## START
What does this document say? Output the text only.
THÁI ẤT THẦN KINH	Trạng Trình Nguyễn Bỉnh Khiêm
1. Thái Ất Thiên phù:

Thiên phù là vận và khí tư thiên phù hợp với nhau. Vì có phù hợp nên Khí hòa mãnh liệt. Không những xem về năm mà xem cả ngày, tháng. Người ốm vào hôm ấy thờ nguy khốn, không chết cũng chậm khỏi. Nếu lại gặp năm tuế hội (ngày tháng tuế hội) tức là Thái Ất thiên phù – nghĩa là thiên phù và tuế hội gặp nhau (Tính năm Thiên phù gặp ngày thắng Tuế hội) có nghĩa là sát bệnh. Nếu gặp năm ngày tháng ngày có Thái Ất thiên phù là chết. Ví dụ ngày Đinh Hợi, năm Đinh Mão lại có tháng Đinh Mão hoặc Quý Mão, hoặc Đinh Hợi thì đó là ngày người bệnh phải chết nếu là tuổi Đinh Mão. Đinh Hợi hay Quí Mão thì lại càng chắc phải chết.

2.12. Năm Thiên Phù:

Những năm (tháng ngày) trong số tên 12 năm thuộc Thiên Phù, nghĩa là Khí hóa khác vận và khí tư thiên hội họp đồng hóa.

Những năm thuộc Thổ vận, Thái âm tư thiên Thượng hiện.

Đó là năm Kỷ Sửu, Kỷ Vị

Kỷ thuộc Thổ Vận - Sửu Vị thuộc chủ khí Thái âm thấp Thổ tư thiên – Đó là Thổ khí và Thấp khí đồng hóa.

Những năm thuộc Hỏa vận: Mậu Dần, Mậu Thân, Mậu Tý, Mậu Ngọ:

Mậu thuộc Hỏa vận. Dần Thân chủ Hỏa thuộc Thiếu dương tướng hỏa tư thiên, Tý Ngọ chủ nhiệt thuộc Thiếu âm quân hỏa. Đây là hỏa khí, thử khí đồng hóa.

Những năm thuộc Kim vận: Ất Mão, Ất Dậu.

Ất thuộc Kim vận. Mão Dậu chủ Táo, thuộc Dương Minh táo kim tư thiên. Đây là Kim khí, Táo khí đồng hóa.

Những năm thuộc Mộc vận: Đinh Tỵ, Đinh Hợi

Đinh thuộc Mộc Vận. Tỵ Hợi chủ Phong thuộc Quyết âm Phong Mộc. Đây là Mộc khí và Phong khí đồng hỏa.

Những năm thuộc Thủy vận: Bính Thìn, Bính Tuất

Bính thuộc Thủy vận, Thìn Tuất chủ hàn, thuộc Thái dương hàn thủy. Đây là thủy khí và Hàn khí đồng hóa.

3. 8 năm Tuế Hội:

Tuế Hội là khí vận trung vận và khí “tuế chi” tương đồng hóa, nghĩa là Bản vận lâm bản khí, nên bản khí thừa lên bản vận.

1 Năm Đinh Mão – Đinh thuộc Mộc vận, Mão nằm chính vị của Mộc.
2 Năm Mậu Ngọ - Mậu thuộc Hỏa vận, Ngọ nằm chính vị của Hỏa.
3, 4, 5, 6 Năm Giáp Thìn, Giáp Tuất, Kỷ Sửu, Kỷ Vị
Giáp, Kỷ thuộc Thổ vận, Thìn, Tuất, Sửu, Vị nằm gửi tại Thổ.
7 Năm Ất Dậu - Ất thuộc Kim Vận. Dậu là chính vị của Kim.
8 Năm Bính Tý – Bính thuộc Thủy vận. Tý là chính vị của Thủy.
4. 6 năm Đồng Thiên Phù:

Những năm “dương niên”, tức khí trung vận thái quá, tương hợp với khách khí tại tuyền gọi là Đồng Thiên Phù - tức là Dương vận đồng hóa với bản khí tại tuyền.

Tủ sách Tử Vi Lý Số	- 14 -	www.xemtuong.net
## END
What to do:
Give back the whole listing, word for word.

Solved problem:
What does this document say? Output the text only.
THÁI ẤT THẦN KINH	Trạng Trình Nguyễn Bỉnh Khiêm
1. Thái Ất Thiên phù:

Thiên phù là vận và khí tư thiên phù hợp với nhau. Vì có phù hợp nên Khí hòa mãnh liệt. Không những xem về năm mà xem cả ngày, tháng. Người ốm vào hôm ấy thờ nguy khốn, không chết cũng chậm khỏi. Nếu lại gặp năm tuế hội (ngày tháng tuế hội) tức là Thái Ất thiên phù – nghĩa là thiên phù và tuế hội gặp nhau (Tính năm Thiên phù gặp ngày thắng Tuế hội) có nghĩa là sát bệnh. Nếu gặp năm ngày tháng ngày có Thái Ất thiên phù là chết. Ví dụ ngày Đinh Hợi, năm Đinh Mão lại có tháng Đinh Mão hoặc Quý Mão, hoặc Đinh Hợi thì đó là ngày người bệnh phải chết nếu là tuổi Đinh Mão. Đinh Hợi hay Quí Mão thì lại càng chắc phải chết.

2.12. Năm Thiên Phù:

Những năm (tháng ngày) trong số tên 12 năm thuộc Thiên Phù, nghĩa là Khí hóa khác vận và khí tư thiên hội họp đồng hóa.

Những năm thuộc Thổ vận, Thái âm tư thiên Thượng hiện.

Đó là năm Kỷ Sửu, Kỷ Vị

Kỷ thuộc Thổ Vận - Sửu Vị thuộc chủ khí Thái âm thấp Thổ tư thiên – Đó là Thổ khí và Thấp khí đồng hóa.

Những năm thuộc Hỏa vận: Mậu Dần, Mậu Thân, Mậu Tý, Mậu Ngọ:

Mậu thuộc Hỏa vận. Dần Thân chủ Hỏa thuộc Thiếu dương tướng hỏa tư thiên, Tý Ngọ chủ nhiệt thuộc Thiếu âm quân hỏa. Đây là hỏa khí, thử khí đồng hóa.

Những năm thuộc Kim vận: Ất Mão, Ất Dậu.

Ất thuộc Kim vận. Mão Dậu chủ Táo, thuộc Dương Minh táo kim tư thiên. Đây là Kim khí, Táo khí đồng hóa.

Những năm thuộc Mộc vận: Đinh Tỵ, Đinh Hợi

Đinh thuộc Mộc Vận. Tỵ Hợi chủ Phong thuộc Quyết âm Phong Mộc. Đây là Mộc khí và Phong khí đồng hỏa.

Những năm thuộc Thủy vận: Bính Thìn, Bính Tuất

Bính thuộc Thủy vận, Thìn Tuất chủ hàn, thuộc Thái dương hàn thủy. Đây là thủy khí và Hàn khí đồng hóa.

3. 8 năm Tuế Hội:

Tuế Hội là khí vận trung vận và khí “tuế chi” tương đồng hóa, nghĩa là Bản vận lâm bản khí, nên bản khí thừa lên bản vận.

1 Năm Đinh Mão – Đinh thuộc Mộc vận, Mão nằm chính vị của Mộc.
2 Năm Mậu Ngọ - Mậu thuộc Hỏa vận, Ngọ nằm chính vị của Hỏa.
3, 4, 5, 6 Năm Giáp Thìn, Giáp Tuất, Kỷ Sửu, Kỷ Vị
Giáp, Kỷ thuộc Thổ vận, Thìn, Tuất, Sửu, Vị nằm gửi tại Thổ.
7 Năm Ất Dậu - Ất thuộc Kim Vận. Dậu là chính vị của Kim.
8 Năm Bính Tý – Bính thuộc Thủy vận. Tý là chính vị của Thủy.
4. 6 năm Đồng Thiên Phù:

Những năm “dương niên”, tức khí trung vận thái quá, tương hợp với khách khí tại tuyền gọi là Đồng Thiên Phù - tức là Dương vận đồng hóa với bản khí tại tuyền.

Tủ sách Tử Vi Lý Số	- 14 -	www.xemtuong.net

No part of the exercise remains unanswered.